◆ Passage provided ◆
^^^^^^^^^^^^^^^^
Out-of-the-box framework for Echo State Networks
Project description
esnpy
esnpy
is an out-of-the-box framework to experiment around ESN and DeepESN.
Models have been implemented in pure NumPy/SciPy, so there is no need for a powerful GPU, or any esoteric requirements.
Right now, the focus is on batch training, and feedback loops have not been taken into account.
But feel free to open a ticket a discuss about anything you need, features you want, or even help !
Note from the author: esnpy
is a small projet I initiated during my master intership, and have recently cleaned up. I might keep working on it for fun, but If you want/need a more robust framework, ReservoirPy might be the one you're searching for ;)
Getting Started
Installation
From PyPI
pip install esnpy
From source
pip install git+https://github.com/NiziL/esnpy#egg=esnpy
Use github.com/NiziL/esnpy@<tag or branch>#egg=esnpy
to install from a specific branch or tag instead of main.
Quickstart
import esnpy
reservoir_builder = createBuilder()
trainer = createTrainer()
warmup, data, target = loadData()
# create the echo state network
esn = esnpy.ESN(reservoir_builder.build(), trainer)
# train it
esn.fit(warmup, data, target)
# test it
predictions = esnpy.transform(data)
print(f"error: {compute_err(target, predictions)}")
ESN
and DeepESN
You can create your ESN with esnpy.ESN
.
The constructor needs a esnpy.Reservoir
and an implementation of esnpy.train.Trainer
.
esnpy.DeepESN
doesn't differ a lot, it just expect a list of Reservoir
and have an optional parameters mask
to specify from which reservoirs the Trainer
should learn. The size of mask
and reservoirs
must be the same.
Then, simply call fit
function by passing some warm up and training data with the related targets.
Once trained, run predictions using transform
.
Reservoir
and ReservoirBuilder
A Reservoir
can easily be initialized using the ReservoirBuilder
dataclass.
^^^^^^^^^^^^^^^^
◆ Supplied information ◆
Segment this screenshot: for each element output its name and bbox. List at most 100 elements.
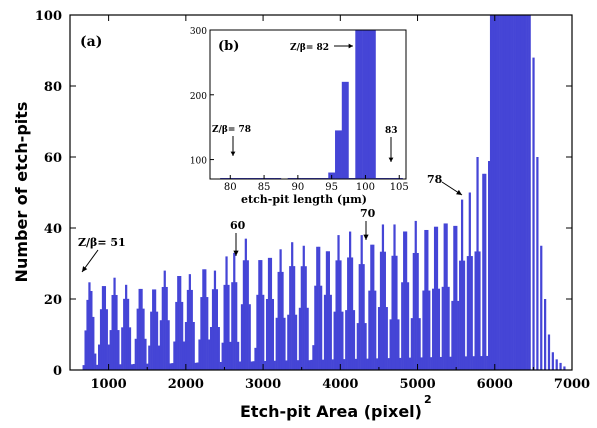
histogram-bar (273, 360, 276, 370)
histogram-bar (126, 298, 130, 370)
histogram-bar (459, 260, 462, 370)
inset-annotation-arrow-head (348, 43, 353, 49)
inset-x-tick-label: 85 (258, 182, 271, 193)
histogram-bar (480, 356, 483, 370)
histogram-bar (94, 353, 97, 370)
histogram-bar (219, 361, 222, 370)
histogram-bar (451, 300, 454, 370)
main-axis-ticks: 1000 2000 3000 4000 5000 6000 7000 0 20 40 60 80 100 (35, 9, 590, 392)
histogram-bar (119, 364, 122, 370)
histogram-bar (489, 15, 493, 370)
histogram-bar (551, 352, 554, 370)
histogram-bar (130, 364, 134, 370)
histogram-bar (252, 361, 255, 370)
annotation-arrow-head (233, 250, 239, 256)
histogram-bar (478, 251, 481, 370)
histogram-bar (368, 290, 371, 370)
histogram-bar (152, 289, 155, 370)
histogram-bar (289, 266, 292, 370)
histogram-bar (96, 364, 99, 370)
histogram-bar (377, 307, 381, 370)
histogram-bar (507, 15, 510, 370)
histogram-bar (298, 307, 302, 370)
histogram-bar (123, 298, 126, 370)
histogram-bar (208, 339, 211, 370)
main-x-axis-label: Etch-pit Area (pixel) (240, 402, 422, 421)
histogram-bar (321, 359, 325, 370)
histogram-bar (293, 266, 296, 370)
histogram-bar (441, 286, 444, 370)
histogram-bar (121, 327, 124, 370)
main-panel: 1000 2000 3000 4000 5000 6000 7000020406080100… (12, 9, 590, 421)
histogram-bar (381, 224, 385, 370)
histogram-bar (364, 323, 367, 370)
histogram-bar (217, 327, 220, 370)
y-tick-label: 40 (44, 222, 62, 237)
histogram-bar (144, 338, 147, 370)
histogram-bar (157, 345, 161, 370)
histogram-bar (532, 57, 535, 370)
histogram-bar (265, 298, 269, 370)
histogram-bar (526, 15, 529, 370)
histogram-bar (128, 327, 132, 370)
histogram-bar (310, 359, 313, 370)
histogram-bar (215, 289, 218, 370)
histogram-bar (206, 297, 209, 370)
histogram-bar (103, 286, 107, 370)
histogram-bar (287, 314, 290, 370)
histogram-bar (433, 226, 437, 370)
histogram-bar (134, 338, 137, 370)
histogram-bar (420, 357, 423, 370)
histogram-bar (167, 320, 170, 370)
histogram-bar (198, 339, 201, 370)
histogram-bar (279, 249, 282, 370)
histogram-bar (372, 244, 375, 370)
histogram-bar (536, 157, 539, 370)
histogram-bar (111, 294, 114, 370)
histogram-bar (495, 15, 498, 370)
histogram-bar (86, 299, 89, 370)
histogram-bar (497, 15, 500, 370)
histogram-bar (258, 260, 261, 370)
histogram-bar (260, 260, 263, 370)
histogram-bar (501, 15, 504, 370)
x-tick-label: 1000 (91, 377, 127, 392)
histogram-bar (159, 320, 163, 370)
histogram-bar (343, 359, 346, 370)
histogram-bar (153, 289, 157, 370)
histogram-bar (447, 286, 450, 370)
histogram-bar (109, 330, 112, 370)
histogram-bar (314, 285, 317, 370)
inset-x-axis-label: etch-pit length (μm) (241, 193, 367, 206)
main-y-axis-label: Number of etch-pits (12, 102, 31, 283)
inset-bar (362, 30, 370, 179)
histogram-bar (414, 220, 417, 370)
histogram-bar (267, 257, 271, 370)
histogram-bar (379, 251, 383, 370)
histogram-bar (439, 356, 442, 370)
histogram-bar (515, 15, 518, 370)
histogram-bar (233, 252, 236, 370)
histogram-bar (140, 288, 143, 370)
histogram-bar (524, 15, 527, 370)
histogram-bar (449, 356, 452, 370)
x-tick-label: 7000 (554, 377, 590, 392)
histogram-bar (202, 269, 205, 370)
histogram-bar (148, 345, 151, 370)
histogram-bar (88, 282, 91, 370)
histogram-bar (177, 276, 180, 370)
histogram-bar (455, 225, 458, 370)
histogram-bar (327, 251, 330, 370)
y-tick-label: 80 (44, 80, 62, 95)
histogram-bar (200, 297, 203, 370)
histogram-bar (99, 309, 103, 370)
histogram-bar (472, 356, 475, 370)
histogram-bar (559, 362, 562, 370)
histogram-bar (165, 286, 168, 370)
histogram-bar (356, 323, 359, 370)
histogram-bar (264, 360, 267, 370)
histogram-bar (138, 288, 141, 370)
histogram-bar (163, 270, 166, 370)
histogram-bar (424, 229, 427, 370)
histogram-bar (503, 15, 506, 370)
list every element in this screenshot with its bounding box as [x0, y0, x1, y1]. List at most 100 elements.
^^^^^^^^^^^^^^^^
◆ Written task A ◆
Copy the rows between the one holding "histogram-bar (273, 360, 276, 370)" and the one holding "main-panel: 1000 2000", inclusive, exactly as they appear.
◆ Written task B ◆
Continue the esnpy Echo State Network framework page from where it stops.

◆ Final answer A ◆
histogram-bar (273, 360, 276, 370)
histogram-bar (126, 298, 130, 370)
histogram-bar (459, 260, 462, 370)
inset-annotation-arrow-head (348, 43, 353, 49)
inset-x-tick-label: 85 (258, 182, 271, 193)
histogram-bar (480, 356, 483, 370)
histogram-bar (94, 353, 97, 370)
histogram-bar (219, 361, 222, 370)
histogram-bar (451, 300, 454, 370)
main-axis-ticks: 1000 2000 3000 4000 5000 6000 7000 0 20 40 60 80 100 (35, 9, 590, 392)
histogram-bar (119, 364, 122, 370)
histogram-bar (489, 15, 493, 370)
histogram-bar (551, 352, 554, 370)
histogram-bar (130, 364, 134, 370)
histogram-bar (252, 361, 255, 370)
annotation-arrow-head (233, 250, 239, 256)
histogram-bar (478, 251, 481, 370)
histogram-bar (368, 290, 371, 370)
histogram-bar (152, 289, 155, 370)
histogram-bar (289, 266, 292, 370)
histogram-bar (96, 364, 99, 370)
histogram-bar (377, 307, 381, 370)
histogram-bar (507, 15, 510, 370)
histogram-bar (298, 307, 302, 370)
histogram-bar (123, 298, 126, 370)
histogram-bar (208, 339, 211, 370)
main-x-axis-label: Etch-pit Area (pixel) (240, 402, 422, 421)
histogram-bar (321, 359, 325, 370)
histogram-bar (293, 266, 296, 370)
histogram-bar (441, 286, 444, 370)
histogram-bar (121, 327, 124, 370)
main-panel: 1000 2000 3000 4000 5000 6000 7000020406080100… (12, 9, 590, 421)

◆ Final answer B ◆
For convenience, the configuration class is also a builder, exposing a build()
method.
This method has an optional seed
parameter used to make deterministic initialization, and so to ease the comparaison of two identical reservoirs.
Parameters | Type | Description | Default |
---|---|---|---|
input_size | int |
Size of input vectors | |
size | int |
Number of units in the reservoir | |
leaky | float |
Leaky parameter of the reservoir | |
fn | Callable |
Activation function of the reservoir | np.tanh |
input_bias | bool |
Enable the usage of a bias in the input | True |
input_init | esnpy.init.Initializer |
Define how to initialize the input weights | |
input_tuners | list[esnpy.tune.Tuner] |
Define how to tune the input weights | [] |
intern_init | esnpy.init.Initializer |
Define how to intialize the internal weights | |
intern_tuners | list[esnpy.init.Tuner] |
Define how to tune the internal weights | [] |
Initializer
and Tuner
esnpy.init.Initializer
and esnpy.tune.Tuner
are the abstract base classes used to setup the input and internal weights of a reservoir.
Initializer
is defined by a init() -> Matrix
function.
esnpy
provides implementations of initializer for both uniform and gaussian distribution of weights, and for both dense and sparse matrix.
Tuner
is defined by a init(matrix : Matrix) -> Matrix
function, which can be used to modify the weights after initialization.
For example, esnpy
provides a SpectralRadiusTuner
to change the spectral radius of a weights matrix.
Trainer
esnpy.train.Trainer
is responsible to create the output weights matrix from the training data and targets.
It is defined by a train(inputs: Matrix, data: Matrix, target: Matrix) -> Matrix
function.
esnpy
provides a RidgeTrainer
to compute the output weights using a ridge regression.
This trainer has three parameters : one float, the regularization parameter's weight alpha
, and two optionals boolean (default to true) use_bias
and use_input
to control if we should use a bias and the input to compute the readout weights.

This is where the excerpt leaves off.